→ EXERCISE REQUIREMENTS
Among the entries below, find the lines with "phone" and copy them.

→ SUPPLIED MATERIAL
::::
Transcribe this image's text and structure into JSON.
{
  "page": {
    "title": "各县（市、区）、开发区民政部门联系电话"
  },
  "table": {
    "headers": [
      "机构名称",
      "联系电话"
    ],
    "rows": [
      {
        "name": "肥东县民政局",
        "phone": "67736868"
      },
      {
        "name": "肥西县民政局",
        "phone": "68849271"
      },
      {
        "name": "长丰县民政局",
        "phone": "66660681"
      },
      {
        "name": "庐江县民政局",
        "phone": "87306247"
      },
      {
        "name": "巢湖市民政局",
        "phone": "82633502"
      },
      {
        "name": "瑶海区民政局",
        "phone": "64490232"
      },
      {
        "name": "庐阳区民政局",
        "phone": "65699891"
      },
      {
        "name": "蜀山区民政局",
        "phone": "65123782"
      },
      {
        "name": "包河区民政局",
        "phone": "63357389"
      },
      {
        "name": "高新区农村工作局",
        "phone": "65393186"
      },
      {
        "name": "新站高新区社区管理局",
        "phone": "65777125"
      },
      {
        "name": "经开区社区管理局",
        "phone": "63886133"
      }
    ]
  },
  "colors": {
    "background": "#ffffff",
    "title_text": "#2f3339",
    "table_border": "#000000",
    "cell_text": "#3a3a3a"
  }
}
::::
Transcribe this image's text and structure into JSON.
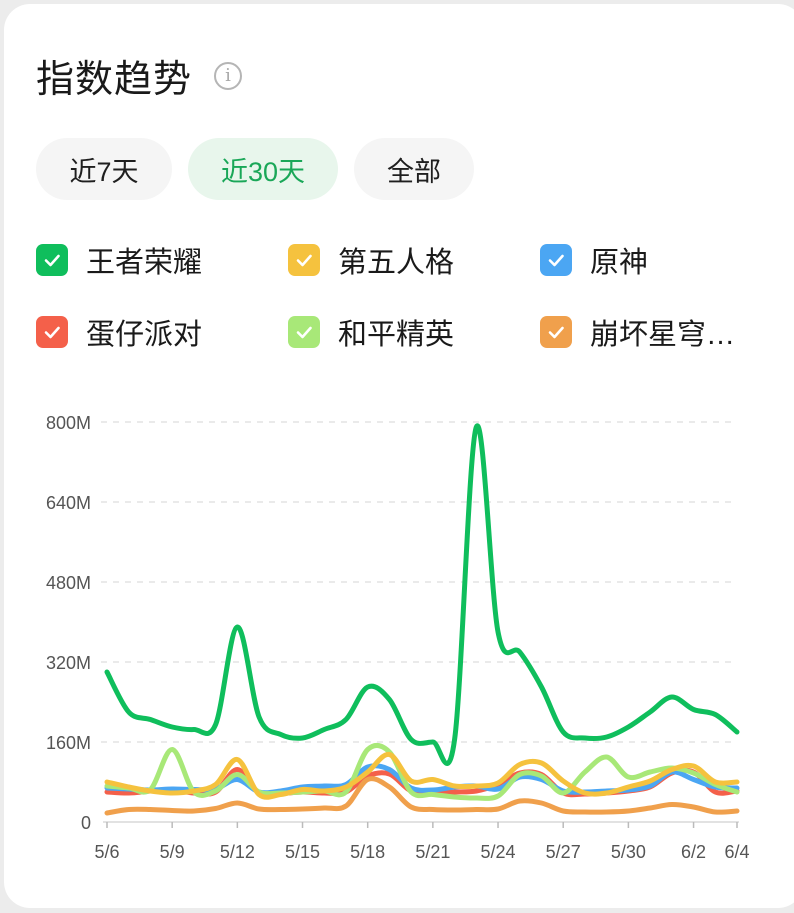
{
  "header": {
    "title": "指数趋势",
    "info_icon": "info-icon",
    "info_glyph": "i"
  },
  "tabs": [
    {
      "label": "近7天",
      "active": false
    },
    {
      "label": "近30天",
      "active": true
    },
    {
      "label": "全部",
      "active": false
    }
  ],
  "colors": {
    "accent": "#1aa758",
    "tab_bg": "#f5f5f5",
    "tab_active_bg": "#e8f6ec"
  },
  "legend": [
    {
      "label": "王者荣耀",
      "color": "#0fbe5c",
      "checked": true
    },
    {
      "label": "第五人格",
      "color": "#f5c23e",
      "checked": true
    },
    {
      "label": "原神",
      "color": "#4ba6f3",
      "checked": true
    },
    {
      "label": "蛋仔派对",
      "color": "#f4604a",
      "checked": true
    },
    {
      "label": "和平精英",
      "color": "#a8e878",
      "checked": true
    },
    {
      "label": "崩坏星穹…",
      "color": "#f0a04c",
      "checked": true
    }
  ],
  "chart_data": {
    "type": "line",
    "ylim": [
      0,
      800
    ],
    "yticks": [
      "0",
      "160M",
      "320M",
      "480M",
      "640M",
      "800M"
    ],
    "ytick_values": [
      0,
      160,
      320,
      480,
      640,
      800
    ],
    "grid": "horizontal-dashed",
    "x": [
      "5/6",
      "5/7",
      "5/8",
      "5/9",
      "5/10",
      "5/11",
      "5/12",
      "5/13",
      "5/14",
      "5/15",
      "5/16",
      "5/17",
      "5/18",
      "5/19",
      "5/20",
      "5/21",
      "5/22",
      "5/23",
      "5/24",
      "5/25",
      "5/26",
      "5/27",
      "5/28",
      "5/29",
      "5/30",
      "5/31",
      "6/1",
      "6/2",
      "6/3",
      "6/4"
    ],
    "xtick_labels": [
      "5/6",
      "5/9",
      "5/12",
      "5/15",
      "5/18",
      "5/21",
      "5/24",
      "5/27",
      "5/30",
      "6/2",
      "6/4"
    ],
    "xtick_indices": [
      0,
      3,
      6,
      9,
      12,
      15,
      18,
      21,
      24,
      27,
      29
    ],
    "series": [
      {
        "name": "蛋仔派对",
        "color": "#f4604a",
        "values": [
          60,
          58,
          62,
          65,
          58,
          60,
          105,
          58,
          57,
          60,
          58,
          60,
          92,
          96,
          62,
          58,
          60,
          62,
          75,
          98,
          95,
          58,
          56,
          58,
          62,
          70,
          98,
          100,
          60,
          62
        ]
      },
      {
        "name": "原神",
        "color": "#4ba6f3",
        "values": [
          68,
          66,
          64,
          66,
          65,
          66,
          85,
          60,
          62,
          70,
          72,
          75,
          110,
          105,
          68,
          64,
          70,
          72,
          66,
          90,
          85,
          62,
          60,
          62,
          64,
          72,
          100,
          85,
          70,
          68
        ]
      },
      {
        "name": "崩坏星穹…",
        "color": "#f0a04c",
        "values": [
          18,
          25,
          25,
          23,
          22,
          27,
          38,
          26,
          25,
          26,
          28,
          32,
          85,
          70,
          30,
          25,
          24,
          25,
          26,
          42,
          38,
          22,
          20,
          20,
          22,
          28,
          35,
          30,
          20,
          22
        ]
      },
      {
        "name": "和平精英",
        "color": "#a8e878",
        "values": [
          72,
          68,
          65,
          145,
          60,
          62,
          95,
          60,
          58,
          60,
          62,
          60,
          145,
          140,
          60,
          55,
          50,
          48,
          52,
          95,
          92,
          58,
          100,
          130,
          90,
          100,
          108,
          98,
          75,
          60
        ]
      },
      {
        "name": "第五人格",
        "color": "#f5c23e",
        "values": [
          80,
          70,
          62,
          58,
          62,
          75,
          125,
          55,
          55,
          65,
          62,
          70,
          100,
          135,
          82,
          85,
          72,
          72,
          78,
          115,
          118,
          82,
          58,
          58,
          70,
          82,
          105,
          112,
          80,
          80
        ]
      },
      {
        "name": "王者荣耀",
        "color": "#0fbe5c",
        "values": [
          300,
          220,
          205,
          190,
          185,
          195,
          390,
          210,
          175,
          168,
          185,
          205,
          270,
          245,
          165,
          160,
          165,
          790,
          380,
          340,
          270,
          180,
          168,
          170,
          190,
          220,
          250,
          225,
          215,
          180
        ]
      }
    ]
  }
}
::::
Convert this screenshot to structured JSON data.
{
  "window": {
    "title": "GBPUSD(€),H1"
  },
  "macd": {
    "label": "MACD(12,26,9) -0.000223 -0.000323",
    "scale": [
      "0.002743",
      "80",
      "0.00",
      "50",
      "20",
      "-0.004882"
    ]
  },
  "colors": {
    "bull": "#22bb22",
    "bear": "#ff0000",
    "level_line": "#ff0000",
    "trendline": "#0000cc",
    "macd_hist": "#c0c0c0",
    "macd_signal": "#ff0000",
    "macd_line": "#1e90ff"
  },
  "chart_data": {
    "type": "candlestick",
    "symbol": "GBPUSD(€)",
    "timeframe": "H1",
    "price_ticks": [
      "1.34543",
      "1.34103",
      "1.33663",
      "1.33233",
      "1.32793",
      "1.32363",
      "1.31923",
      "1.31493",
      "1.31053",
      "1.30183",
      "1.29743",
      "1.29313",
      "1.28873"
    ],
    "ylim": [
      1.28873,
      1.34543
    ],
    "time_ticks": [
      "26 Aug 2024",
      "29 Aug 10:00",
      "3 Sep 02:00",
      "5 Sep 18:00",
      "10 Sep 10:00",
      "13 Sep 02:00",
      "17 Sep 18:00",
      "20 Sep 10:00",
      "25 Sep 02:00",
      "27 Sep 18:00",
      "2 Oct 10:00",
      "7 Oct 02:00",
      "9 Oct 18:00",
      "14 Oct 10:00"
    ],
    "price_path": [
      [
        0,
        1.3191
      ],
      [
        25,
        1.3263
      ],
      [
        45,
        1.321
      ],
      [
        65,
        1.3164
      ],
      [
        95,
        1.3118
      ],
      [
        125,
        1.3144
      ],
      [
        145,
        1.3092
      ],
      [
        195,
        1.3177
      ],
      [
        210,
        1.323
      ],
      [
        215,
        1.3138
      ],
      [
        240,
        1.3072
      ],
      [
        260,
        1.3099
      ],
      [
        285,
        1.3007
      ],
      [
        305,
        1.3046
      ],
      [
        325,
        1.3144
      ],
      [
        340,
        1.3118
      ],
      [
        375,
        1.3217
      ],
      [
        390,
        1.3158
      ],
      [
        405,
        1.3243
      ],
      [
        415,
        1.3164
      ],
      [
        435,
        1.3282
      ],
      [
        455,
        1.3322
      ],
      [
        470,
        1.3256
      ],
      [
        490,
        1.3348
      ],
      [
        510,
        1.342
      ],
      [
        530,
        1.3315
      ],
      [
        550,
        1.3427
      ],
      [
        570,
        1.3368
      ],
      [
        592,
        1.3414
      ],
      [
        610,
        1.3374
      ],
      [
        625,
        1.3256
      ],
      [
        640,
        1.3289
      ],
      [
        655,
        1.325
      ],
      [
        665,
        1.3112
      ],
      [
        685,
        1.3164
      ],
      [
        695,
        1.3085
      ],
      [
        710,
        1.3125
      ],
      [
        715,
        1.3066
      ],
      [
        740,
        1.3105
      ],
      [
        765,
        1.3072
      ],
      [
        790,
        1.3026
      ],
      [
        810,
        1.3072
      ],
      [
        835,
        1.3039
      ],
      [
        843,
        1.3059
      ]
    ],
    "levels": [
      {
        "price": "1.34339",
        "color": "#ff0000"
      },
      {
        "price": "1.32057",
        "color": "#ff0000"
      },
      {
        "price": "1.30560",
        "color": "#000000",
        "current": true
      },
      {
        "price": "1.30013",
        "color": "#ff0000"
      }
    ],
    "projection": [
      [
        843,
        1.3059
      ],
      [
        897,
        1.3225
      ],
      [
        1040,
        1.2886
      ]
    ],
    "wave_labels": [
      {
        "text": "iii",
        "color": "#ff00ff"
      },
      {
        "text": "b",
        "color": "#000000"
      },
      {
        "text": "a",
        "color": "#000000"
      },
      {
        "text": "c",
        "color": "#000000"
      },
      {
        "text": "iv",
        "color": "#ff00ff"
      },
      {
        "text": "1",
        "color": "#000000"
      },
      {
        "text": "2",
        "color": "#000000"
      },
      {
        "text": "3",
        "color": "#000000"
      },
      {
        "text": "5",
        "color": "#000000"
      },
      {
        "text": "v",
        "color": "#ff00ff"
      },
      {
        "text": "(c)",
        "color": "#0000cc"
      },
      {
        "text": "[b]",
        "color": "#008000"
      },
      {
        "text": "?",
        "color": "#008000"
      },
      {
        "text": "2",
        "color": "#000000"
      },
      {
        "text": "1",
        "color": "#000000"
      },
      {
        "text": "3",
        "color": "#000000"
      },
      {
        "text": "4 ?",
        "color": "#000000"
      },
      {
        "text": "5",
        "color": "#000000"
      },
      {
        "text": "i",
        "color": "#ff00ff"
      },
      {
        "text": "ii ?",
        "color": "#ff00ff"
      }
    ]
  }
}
::::
→ ANSWER FOR THIS EXERCISE
        "phone": "67736868"
        "phone": "68849271"
        "phone": "66660681"
        "phone": "87306247"
        "phone": "82633502"
        "phone": "64490232"
        "phone": "65699891"
        "phone": "65123782"
        "phone": "63357389"
        "phone": "65393186"
        "phone": "65777125"
        "phone": "63886133"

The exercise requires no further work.